_AIM_
Your answer should be one number: how many lines of the records hold the string "legend".

>> start RECORDS FOR THIS TASK

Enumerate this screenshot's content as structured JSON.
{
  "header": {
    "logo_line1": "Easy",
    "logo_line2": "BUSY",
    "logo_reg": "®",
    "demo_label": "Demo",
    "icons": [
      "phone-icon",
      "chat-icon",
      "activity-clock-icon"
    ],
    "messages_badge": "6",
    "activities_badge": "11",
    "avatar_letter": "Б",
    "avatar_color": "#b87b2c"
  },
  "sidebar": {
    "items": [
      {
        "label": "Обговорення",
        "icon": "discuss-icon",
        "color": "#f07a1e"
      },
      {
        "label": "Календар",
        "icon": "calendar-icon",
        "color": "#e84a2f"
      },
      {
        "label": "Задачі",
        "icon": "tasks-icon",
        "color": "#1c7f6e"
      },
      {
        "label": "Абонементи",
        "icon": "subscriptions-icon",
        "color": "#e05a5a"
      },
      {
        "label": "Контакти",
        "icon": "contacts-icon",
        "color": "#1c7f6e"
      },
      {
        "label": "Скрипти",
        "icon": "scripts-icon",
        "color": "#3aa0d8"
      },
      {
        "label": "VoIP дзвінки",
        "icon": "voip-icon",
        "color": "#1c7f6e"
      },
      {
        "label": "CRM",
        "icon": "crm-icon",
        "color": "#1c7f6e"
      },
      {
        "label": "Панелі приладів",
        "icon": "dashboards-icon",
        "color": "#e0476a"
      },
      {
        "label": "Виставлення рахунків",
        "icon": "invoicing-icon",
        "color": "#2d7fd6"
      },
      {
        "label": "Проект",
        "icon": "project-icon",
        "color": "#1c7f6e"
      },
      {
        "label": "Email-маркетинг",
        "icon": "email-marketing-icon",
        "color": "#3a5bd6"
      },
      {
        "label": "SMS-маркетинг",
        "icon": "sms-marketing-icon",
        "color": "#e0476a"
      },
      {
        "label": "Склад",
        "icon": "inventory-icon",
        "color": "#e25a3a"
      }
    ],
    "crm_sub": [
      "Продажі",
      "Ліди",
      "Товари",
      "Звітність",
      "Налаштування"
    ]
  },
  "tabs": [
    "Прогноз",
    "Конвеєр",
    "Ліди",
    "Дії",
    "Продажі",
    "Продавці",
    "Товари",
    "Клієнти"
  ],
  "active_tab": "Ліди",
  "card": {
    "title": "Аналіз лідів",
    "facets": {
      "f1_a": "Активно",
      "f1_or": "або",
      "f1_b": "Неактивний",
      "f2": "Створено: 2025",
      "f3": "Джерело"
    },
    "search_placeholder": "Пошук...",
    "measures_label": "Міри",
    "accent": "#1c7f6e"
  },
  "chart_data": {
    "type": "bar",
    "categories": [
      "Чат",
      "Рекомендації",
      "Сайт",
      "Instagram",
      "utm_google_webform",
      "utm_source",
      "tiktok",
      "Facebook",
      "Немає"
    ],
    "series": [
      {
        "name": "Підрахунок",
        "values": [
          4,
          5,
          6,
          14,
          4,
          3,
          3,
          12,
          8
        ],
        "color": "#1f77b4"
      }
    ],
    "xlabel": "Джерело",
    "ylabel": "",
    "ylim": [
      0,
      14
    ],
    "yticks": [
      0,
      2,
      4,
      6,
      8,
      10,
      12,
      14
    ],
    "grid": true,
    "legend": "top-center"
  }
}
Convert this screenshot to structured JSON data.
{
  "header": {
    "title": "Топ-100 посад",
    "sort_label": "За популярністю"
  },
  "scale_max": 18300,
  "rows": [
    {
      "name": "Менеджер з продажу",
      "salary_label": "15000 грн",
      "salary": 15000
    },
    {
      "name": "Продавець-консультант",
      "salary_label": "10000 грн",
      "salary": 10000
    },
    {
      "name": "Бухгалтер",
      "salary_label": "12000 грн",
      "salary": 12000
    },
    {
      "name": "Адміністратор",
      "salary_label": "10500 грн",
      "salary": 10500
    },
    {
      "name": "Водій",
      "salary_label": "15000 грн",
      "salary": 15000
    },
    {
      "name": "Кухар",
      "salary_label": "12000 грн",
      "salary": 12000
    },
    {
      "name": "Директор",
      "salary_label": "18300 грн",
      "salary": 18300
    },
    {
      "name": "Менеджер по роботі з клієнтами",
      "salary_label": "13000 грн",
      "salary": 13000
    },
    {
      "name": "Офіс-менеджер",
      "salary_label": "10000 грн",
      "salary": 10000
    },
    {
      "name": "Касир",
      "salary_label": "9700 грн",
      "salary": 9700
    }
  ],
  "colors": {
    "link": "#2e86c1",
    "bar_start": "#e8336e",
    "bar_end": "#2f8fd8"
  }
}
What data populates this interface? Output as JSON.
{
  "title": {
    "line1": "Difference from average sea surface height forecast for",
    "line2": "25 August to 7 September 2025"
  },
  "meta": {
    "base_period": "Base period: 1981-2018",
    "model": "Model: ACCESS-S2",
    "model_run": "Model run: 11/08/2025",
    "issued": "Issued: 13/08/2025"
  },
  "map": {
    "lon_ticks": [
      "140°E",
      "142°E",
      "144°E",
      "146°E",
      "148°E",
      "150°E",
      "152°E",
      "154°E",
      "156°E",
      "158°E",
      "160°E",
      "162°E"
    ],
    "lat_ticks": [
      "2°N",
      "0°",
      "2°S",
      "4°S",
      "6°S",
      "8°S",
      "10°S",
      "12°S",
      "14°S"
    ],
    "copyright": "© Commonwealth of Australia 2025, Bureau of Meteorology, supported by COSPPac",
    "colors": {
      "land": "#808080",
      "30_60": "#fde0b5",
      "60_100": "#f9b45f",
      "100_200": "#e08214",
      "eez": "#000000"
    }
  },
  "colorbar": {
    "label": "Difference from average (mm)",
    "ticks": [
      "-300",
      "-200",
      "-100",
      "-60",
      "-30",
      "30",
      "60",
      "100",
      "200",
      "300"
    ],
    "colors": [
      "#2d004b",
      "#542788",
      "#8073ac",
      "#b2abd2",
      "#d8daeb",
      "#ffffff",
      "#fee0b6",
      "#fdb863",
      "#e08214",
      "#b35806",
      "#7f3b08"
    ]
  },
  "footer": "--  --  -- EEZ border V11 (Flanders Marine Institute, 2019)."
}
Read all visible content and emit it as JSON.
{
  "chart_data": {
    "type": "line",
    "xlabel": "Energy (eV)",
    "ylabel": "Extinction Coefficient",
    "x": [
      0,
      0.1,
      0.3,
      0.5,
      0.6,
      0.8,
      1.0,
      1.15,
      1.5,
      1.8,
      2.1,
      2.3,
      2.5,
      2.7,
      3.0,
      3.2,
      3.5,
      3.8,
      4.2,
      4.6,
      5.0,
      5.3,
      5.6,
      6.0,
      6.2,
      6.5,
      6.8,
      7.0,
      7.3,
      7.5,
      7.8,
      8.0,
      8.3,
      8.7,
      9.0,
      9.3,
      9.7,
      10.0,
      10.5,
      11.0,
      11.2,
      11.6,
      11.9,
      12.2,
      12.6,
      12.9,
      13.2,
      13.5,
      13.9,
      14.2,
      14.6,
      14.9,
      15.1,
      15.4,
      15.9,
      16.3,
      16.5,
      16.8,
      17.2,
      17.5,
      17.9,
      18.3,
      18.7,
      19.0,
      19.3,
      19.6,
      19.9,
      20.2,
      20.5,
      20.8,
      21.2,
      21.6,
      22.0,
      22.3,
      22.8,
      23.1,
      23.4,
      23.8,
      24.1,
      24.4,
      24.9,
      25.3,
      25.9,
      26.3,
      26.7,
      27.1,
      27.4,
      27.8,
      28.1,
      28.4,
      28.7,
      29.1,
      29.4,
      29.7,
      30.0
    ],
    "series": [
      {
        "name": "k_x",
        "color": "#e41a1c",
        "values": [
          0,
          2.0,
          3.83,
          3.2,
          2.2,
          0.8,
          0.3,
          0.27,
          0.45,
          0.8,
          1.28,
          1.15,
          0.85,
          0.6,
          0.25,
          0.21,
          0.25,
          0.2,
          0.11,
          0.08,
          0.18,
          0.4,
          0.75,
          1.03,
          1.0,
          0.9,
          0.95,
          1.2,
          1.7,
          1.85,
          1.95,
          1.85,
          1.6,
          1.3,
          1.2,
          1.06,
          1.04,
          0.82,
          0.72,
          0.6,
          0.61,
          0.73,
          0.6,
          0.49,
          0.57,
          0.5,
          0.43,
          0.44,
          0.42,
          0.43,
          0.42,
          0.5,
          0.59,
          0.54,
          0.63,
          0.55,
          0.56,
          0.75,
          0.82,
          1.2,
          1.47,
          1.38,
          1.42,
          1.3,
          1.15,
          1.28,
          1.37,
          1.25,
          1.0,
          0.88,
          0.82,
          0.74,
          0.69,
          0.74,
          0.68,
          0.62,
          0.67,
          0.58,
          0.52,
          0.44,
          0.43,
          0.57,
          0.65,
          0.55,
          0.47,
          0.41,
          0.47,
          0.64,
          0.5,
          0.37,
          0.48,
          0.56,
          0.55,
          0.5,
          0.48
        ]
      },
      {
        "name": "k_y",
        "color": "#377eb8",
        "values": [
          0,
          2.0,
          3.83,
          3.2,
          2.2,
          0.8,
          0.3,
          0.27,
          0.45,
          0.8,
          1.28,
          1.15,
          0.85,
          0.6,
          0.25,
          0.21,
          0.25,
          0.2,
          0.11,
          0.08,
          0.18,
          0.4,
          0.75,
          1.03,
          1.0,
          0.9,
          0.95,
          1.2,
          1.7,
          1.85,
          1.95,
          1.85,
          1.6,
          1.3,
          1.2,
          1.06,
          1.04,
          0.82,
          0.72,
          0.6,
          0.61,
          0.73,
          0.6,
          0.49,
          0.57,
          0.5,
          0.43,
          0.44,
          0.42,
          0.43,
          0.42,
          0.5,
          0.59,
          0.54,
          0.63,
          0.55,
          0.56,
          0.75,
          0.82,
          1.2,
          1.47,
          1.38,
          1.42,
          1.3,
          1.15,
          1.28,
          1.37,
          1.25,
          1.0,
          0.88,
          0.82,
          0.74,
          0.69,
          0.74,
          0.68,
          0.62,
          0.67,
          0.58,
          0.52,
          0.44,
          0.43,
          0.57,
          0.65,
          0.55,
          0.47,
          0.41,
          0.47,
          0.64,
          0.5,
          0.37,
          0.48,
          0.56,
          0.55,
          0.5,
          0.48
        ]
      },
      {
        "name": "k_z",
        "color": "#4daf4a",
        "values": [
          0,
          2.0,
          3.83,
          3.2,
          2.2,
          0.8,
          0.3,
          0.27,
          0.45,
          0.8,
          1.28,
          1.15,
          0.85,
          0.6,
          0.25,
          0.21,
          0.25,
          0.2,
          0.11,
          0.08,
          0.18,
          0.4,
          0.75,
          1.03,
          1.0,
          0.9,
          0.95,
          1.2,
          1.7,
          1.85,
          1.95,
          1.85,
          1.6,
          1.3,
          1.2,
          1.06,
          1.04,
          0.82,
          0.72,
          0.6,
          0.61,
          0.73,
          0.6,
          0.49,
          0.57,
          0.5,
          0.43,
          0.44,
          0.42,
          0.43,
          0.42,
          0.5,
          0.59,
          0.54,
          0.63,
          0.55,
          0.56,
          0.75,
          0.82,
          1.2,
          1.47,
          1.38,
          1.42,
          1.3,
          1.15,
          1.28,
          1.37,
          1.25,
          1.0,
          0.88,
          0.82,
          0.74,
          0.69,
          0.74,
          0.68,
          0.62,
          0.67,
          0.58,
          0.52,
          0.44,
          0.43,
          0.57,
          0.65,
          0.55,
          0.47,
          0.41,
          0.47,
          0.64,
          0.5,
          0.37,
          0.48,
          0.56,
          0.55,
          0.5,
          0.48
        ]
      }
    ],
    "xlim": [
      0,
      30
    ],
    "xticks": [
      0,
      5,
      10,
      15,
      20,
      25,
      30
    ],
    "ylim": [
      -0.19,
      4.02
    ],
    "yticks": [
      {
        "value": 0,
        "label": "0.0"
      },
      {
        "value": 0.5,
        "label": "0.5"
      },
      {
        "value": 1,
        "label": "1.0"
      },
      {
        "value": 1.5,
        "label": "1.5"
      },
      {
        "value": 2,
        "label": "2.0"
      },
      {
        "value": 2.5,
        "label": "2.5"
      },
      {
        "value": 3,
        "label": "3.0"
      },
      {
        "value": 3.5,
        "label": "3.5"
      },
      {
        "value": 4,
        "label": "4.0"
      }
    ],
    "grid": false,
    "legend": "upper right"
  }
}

>> end RECORDS FOR THIS TASK

_RESULT_
2